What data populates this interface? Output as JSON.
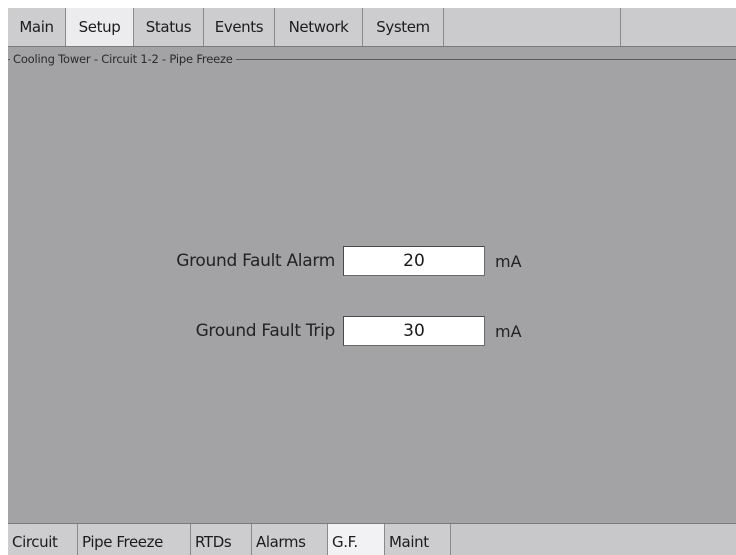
{
  "top_tabs": [
    {
      "label": "Main",
      "active": false
    },
    {
      "label": "Setup",
      "active": true
    },
    {
      "label": "Status",
      "active": false
    },
    {
      "label": "Events",
      "active": false
    },
    {
      "label": "Network",
      "active": false
    },
    {
      "label": "System",
      "active": false
    }
  ],
  "group": {
    "title": "Cooling Tower - Circuit 1-2 - Pipe Freeze"
  },
  "settings": {
    "gf_alarm": {
      "label": "Ground Fault Alarm",
      "value": "20",
      "unit": "mA"
    },
    "gf_trip": {
      "label": "Ground Fault Trip",
      "value": "30",
      "unit": "mA"
    }
  },
  "bottom_tabs": [
    {
      "label": "Circuit",
      "active": false
    },
    {
      "label": "Pipe Freeze",
      "active": false
    },
    {
      "label": "RTDs",
      "active": false
    },
    {
      "label": "Alarms",
      "active": false
    },
    {
      "label": "G.F.",
      "active": true
    },
    {
      "label": "Maint",
      "active": false
    }
  ],
  "colors": {
    "panel_background": "#a3a3a5",
    "tab_background": "#cdcdcf",
    "active_tab_background": "#ececee",
    "input_background": "#ffffff"
  }
}
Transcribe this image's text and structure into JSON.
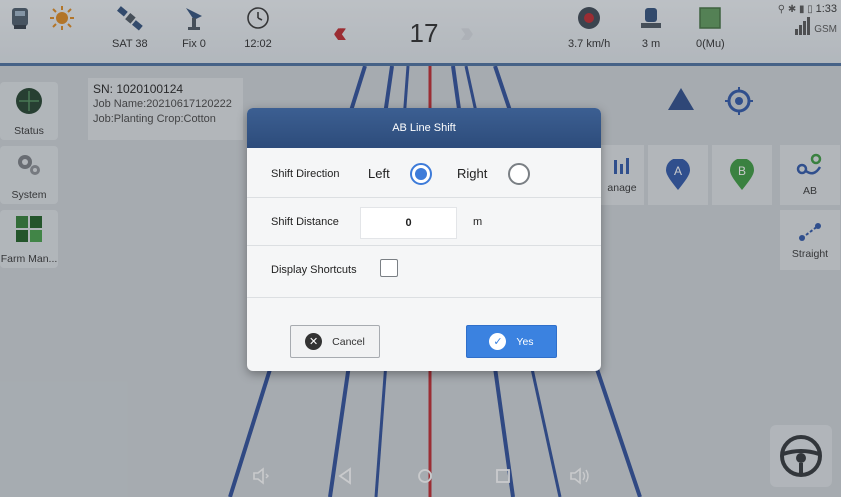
{
  "topbar": {
    "sat_label": "SAT 38",
    "fix_label": "Fix 0",
    "clock_label": "12:02",
    "heading_arrows_left": "‹‹‹",
    "heading_arrows_right": "›››",
    "heading_value": "17",
    "speed_label": "3.7 km/h",
    "distance_label": "3 m",
    "area_label": "0(Mu)",
    "status_time": "1:33",
    "network_label": "GSM"
  },
  "sidebar": {
    "items": [
      {
        "label": "Status"
      },
      {
        "label": "System"
      },
      {
        "label": "Farm Man..."
      }
    ]
  },
  "info": {
    "sn": "SN: 1020100124",
    "job_name": "Job Name:20210617120222",
    "job_detail": "Job:Planting  Crop:Cotton"
  },
  "right_panel": {
    "manage_label": "anage",
    "point_a": "A",
    "point_b": "B",
    "ab_label": "AB",
    "straight_label": "Straight"
  },
  "dialog": {
    "title": "AB Line Shift",
    "direction_label": "Shift Direction",
    "left_option": "Left",
    "right_option": "Right",
    "selected_direction": "Left",
    "distance_label": "Shift Distance",
    "distance_value": "0",
    "distance_unit": "m",
    "shortcuts_label": "Display Shortcuts",
    "shortcuts_checked": false,
    "cancel_label": "Cancel",
    "yes_label": "Yes"
  },
  "colors": {
    "accent": "#3b82e0",
    "title_bar": "#2d4c7b",
    "guidance_line": "#c0262b"
  }
}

Directions for this task> Nothing but a number is needed here: how many lines hold the string "Circuit"?

Solution for this exercise> 2